### PROBLEM DETAILS:
Select and copy out every line in the records containing "Positive".

### RECORDS SHOWN:

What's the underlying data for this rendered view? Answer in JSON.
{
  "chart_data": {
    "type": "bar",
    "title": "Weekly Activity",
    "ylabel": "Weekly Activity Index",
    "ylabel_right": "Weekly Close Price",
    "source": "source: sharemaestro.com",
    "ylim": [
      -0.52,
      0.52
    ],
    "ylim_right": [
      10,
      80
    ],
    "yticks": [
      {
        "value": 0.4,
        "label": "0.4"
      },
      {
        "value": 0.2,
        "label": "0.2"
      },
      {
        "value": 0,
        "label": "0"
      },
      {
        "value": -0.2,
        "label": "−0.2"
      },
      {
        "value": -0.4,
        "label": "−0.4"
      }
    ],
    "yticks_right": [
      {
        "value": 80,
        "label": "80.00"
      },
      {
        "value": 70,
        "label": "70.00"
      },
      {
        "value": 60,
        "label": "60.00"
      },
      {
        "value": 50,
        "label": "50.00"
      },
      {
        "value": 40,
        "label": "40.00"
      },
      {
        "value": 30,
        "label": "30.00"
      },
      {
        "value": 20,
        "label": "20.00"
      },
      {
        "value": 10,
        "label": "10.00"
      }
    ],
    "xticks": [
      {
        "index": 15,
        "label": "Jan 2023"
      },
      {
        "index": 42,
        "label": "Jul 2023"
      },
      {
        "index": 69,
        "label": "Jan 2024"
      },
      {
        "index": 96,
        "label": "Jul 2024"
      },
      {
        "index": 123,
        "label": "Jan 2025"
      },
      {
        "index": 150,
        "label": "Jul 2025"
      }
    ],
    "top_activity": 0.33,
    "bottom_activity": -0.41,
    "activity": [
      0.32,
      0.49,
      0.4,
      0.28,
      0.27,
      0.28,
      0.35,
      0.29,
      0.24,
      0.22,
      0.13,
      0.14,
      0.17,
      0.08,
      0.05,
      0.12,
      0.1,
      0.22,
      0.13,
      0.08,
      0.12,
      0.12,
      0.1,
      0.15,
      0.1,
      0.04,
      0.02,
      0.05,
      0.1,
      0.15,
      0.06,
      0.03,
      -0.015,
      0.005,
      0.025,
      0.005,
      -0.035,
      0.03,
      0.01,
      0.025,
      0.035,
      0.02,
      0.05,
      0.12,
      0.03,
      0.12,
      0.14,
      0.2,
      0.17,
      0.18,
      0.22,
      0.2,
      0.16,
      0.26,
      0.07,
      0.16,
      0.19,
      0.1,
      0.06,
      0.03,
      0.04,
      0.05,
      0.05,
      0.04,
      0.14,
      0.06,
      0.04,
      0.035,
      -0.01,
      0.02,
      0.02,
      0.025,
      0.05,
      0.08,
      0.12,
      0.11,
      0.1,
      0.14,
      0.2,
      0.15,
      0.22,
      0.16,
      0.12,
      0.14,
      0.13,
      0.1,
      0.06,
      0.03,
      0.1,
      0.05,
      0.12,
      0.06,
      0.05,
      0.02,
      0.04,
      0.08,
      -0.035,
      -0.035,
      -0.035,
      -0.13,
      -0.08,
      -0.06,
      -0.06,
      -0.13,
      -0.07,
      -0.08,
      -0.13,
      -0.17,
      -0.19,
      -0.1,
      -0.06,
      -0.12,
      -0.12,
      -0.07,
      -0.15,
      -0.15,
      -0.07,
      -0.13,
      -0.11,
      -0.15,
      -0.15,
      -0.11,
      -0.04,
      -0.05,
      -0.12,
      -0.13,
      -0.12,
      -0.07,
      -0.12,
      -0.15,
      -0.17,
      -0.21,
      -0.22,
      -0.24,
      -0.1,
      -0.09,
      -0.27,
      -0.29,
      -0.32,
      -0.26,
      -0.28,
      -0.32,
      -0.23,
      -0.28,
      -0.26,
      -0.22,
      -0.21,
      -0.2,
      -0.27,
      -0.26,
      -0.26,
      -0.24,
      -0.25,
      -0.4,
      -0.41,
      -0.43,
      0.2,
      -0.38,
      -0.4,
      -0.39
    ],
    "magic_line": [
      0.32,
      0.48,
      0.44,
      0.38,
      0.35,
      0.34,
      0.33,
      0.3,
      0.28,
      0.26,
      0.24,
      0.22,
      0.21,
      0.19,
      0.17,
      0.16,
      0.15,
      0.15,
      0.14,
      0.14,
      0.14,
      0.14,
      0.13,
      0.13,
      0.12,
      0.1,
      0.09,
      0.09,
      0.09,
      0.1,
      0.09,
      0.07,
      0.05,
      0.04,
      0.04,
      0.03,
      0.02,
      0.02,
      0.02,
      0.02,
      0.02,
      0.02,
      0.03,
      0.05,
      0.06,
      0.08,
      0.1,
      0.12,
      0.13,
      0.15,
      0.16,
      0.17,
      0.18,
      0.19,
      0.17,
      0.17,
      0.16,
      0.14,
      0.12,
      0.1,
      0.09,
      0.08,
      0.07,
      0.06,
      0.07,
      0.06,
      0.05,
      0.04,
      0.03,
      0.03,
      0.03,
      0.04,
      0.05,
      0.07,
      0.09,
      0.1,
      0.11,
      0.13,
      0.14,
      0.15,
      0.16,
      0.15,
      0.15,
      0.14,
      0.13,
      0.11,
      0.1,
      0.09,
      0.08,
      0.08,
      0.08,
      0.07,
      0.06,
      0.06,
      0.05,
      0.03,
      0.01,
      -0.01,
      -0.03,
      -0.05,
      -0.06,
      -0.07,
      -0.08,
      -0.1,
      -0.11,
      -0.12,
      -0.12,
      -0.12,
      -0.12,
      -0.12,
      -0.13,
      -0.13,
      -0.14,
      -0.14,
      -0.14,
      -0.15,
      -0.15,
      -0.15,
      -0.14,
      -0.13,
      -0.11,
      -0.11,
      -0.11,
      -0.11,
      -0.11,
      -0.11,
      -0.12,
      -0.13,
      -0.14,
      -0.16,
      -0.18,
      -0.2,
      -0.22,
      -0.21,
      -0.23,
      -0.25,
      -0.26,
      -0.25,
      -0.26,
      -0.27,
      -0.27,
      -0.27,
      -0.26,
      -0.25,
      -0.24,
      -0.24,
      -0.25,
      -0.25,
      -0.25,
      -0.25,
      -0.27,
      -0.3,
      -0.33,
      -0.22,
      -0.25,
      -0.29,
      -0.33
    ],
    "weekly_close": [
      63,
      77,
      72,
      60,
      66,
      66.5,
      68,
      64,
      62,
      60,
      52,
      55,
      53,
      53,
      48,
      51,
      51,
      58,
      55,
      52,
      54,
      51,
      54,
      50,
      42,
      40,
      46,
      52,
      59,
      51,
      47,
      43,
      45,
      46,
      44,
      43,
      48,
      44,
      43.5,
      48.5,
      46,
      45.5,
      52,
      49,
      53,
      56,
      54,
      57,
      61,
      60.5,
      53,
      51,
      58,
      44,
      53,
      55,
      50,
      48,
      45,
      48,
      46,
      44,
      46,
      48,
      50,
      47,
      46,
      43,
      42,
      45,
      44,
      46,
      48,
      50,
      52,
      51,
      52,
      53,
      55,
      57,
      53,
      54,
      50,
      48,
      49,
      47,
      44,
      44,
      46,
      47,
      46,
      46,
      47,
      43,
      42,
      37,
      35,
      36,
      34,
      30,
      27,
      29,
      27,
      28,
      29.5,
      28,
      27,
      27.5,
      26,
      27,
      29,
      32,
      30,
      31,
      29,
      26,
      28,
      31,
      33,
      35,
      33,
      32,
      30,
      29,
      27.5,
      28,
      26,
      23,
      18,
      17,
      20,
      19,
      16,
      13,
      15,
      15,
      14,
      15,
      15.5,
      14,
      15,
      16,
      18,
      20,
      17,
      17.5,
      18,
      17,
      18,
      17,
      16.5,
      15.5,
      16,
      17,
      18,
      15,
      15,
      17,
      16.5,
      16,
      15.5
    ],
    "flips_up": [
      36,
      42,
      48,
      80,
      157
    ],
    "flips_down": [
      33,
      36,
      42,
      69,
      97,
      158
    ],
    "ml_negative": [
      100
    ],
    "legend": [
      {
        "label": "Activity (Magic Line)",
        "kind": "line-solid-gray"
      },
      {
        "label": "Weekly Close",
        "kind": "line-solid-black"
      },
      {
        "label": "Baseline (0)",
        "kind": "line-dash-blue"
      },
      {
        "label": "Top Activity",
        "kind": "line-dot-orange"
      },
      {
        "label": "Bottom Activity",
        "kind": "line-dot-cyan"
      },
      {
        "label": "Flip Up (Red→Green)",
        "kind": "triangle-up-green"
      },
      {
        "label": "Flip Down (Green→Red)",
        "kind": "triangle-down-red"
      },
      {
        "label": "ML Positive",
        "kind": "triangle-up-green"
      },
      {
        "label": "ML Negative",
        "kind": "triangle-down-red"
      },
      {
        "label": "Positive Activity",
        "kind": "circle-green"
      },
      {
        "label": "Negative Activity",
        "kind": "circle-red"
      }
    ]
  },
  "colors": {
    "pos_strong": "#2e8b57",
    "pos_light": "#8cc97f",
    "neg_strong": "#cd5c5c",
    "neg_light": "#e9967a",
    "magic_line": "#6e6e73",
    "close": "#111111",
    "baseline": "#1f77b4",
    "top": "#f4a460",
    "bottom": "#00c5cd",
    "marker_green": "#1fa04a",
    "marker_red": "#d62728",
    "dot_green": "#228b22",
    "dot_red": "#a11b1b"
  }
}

### COMPLETE ANSWER:
        "label": "ML Positive",
        "label": "Positive Activity",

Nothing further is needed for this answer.